(Data for this exercise):
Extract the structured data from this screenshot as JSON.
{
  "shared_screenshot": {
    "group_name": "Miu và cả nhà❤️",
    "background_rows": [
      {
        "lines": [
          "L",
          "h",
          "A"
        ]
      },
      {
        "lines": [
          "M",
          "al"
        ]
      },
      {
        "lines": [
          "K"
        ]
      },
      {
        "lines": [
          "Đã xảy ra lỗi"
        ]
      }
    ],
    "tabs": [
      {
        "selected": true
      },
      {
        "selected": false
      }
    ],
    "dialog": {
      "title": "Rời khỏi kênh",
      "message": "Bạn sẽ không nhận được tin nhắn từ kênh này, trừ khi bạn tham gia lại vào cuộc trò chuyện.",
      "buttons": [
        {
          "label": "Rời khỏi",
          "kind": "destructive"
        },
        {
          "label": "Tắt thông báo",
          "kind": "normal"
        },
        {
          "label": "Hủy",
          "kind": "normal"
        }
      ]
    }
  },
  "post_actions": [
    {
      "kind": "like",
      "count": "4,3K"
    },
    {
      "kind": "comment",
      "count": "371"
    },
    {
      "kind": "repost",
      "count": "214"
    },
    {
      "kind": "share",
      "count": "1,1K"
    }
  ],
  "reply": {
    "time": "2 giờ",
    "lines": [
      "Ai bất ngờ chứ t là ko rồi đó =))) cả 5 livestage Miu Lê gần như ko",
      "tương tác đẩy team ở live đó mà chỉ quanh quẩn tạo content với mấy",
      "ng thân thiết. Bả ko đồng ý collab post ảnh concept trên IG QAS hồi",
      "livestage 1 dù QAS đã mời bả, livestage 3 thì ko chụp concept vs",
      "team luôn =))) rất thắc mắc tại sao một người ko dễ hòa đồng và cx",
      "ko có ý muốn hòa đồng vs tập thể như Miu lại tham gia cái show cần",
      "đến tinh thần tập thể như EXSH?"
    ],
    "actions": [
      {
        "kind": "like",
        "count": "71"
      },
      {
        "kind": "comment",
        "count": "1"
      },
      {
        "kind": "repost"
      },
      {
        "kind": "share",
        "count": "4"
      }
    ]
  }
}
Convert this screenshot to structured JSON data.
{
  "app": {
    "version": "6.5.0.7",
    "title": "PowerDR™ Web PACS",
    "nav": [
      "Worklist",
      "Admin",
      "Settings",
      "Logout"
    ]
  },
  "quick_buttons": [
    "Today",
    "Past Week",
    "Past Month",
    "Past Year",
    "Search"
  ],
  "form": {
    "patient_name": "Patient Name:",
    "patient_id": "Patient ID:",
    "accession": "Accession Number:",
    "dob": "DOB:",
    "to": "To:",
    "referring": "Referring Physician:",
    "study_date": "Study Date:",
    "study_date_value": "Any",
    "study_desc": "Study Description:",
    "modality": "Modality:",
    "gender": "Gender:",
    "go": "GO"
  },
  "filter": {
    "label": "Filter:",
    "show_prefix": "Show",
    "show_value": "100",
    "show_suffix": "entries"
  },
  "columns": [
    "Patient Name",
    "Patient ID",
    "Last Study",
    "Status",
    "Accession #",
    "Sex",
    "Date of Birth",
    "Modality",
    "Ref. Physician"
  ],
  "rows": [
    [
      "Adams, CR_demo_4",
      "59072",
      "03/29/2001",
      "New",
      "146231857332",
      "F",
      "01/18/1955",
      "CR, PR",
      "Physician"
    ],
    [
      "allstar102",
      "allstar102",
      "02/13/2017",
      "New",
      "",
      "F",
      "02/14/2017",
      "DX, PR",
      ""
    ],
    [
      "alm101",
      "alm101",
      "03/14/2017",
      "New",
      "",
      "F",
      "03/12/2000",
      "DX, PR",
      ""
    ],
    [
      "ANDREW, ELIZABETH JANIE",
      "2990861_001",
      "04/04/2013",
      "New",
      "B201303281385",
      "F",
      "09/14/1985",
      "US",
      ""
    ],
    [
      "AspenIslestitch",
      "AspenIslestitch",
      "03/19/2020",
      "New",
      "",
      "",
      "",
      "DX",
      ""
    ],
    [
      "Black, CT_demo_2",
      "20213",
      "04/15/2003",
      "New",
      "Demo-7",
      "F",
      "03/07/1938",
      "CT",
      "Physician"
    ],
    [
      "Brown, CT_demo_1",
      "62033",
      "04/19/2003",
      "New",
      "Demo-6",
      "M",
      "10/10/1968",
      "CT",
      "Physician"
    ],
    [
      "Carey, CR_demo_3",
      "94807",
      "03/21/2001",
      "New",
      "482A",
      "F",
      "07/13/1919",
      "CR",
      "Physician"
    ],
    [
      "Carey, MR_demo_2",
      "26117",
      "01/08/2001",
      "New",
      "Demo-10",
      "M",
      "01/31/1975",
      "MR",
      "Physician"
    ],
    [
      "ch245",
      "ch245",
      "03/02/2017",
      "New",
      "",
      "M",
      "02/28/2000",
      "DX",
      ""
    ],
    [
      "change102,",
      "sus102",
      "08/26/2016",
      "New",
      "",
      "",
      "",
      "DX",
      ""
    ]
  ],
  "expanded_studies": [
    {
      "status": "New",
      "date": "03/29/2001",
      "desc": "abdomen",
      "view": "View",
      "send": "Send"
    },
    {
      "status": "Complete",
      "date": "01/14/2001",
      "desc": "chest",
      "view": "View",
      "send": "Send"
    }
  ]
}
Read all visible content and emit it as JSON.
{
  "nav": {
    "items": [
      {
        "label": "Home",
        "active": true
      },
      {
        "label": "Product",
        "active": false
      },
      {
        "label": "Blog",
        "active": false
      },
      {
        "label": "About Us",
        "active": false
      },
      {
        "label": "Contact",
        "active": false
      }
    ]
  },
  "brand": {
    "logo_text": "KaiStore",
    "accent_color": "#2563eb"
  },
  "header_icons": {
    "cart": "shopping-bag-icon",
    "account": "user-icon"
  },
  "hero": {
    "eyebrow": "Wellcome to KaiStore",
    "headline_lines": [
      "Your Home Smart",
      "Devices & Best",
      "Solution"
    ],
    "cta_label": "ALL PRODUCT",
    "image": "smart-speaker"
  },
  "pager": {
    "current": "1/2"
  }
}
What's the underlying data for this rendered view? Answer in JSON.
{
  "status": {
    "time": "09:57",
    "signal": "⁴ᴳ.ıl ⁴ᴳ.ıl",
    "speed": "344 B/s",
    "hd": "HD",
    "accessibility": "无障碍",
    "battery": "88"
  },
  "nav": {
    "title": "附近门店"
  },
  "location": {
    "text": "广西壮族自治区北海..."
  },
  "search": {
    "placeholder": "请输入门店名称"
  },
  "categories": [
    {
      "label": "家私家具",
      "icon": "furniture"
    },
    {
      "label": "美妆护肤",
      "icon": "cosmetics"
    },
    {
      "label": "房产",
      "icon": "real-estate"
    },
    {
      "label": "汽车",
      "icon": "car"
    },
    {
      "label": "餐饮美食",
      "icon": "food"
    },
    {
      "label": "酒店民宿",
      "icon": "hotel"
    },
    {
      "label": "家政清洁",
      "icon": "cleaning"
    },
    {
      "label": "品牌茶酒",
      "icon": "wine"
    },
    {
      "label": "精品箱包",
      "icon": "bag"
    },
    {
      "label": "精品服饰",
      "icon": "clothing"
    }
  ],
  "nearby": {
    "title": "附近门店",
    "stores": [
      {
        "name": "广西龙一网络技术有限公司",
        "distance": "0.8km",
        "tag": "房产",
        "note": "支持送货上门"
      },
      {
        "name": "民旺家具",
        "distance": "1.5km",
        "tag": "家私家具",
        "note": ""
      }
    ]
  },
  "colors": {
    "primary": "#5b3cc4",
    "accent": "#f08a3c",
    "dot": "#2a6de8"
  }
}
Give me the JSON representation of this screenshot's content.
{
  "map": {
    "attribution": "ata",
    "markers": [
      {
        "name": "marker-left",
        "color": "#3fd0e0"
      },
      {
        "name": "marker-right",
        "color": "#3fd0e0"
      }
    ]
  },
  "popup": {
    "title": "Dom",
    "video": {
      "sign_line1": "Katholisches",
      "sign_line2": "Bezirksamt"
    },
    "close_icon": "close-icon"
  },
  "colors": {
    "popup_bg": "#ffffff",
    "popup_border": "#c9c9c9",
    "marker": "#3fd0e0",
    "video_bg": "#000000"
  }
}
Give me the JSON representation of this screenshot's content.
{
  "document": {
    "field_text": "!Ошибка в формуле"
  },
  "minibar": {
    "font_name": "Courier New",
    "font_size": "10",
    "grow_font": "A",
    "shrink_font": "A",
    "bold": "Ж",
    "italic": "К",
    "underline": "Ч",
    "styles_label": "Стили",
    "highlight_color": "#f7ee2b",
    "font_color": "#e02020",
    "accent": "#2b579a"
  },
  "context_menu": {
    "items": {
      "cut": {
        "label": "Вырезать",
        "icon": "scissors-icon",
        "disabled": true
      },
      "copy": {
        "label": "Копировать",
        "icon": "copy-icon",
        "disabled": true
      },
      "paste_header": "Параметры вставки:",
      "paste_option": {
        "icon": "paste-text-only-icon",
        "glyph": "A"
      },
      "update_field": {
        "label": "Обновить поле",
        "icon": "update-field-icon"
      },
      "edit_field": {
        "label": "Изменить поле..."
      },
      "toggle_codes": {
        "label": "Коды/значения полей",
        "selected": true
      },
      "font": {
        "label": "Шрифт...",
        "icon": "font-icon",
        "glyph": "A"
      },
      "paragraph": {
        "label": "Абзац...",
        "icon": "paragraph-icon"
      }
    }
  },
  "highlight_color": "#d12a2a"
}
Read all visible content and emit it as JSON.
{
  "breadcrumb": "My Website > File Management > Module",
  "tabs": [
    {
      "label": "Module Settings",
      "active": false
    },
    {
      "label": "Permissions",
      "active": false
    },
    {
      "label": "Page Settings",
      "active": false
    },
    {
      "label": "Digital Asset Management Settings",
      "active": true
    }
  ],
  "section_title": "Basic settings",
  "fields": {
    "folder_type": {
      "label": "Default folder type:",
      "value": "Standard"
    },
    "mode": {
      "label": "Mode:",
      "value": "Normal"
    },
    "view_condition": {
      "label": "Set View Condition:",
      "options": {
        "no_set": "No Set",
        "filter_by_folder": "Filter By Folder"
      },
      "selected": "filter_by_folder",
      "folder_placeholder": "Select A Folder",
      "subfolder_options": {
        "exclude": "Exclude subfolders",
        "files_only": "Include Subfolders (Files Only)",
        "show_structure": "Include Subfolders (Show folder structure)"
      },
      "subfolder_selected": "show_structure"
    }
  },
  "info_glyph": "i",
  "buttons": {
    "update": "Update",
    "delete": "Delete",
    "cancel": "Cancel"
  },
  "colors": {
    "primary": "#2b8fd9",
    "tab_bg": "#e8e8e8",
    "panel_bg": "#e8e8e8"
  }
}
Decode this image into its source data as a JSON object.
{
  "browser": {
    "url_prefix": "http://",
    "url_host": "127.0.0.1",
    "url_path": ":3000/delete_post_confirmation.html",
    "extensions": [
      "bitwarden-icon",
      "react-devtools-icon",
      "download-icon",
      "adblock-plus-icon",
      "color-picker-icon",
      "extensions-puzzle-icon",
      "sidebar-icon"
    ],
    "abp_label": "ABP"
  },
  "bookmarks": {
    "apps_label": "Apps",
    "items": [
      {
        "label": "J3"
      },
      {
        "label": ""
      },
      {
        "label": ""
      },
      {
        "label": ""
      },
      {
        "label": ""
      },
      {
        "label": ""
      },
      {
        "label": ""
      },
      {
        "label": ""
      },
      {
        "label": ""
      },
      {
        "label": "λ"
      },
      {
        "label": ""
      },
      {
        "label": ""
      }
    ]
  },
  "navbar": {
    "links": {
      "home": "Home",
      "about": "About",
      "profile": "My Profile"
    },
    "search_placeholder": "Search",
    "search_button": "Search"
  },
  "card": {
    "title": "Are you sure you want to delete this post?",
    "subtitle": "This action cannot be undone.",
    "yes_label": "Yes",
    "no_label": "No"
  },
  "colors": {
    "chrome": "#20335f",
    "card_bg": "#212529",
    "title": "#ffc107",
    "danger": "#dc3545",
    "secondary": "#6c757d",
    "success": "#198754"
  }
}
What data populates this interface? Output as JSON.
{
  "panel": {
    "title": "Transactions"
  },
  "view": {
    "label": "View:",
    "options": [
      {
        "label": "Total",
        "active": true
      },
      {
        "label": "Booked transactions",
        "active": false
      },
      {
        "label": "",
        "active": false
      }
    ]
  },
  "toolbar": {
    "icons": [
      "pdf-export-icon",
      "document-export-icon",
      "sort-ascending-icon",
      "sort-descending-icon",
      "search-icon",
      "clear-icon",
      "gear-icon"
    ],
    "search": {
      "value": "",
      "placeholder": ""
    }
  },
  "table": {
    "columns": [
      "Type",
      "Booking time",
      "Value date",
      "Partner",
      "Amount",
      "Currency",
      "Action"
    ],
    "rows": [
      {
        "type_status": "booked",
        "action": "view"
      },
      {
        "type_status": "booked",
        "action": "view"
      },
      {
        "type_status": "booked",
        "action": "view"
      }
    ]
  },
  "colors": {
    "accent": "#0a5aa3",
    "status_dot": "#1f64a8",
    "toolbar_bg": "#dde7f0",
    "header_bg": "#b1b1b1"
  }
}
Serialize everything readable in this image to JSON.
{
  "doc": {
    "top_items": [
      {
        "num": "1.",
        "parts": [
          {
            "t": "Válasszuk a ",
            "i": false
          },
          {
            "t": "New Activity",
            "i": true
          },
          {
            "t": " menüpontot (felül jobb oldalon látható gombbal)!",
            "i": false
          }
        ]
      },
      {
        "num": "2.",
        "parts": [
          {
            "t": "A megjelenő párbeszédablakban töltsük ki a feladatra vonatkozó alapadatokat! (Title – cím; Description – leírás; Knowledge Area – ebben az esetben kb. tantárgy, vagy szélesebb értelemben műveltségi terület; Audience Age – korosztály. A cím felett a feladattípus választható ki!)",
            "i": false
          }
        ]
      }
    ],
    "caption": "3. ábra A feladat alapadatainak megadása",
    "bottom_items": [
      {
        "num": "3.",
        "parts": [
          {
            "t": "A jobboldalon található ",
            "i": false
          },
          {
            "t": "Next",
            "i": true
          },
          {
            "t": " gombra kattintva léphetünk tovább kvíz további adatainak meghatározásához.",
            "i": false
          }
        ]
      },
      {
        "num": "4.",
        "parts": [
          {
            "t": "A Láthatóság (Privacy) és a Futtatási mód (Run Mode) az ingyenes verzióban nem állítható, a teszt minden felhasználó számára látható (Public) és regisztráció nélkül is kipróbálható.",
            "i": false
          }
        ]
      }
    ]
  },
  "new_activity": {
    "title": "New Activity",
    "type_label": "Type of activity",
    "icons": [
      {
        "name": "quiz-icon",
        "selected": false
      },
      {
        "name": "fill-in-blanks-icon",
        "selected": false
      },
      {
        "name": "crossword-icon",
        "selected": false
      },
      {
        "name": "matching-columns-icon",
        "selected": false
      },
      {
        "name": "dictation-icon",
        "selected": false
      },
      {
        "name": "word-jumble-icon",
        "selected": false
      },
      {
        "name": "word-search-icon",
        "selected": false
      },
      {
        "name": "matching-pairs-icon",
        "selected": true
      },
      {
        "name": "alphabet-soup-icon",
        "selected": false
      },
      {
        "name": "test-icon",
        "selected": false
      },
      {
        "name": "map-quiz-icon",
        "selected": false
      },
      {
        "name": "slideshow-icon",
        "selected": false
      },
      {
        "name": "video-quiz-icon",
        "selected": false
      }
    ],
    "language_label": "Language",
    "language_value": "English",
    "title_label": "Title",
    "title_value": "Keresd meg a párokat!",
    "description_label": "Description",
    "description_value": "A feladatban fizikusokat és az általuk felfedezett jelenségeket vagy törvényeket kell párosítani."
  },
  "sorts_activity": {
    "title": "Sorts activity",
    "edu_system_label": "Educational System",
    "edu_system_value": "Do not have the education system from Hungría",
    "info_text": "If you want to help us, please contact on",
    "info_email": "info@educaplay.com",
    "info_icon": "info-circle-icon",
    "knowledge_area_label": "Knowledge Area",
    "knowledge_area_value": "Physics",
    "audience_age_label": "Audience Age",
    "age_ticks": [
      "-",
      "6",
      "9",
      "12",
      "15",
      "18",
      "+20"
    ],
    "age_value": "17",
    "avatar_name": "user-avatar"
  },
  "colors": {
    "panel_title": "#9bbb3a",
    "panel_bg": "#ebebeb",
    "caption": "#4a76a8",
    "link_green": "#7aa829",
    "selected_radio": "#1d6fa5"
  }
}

(The task): Extract every line above containing the word "structured".

(Finished task):
Extract the structured data from this screenshot as JSON.
Convert this screenshot to structured JSON data.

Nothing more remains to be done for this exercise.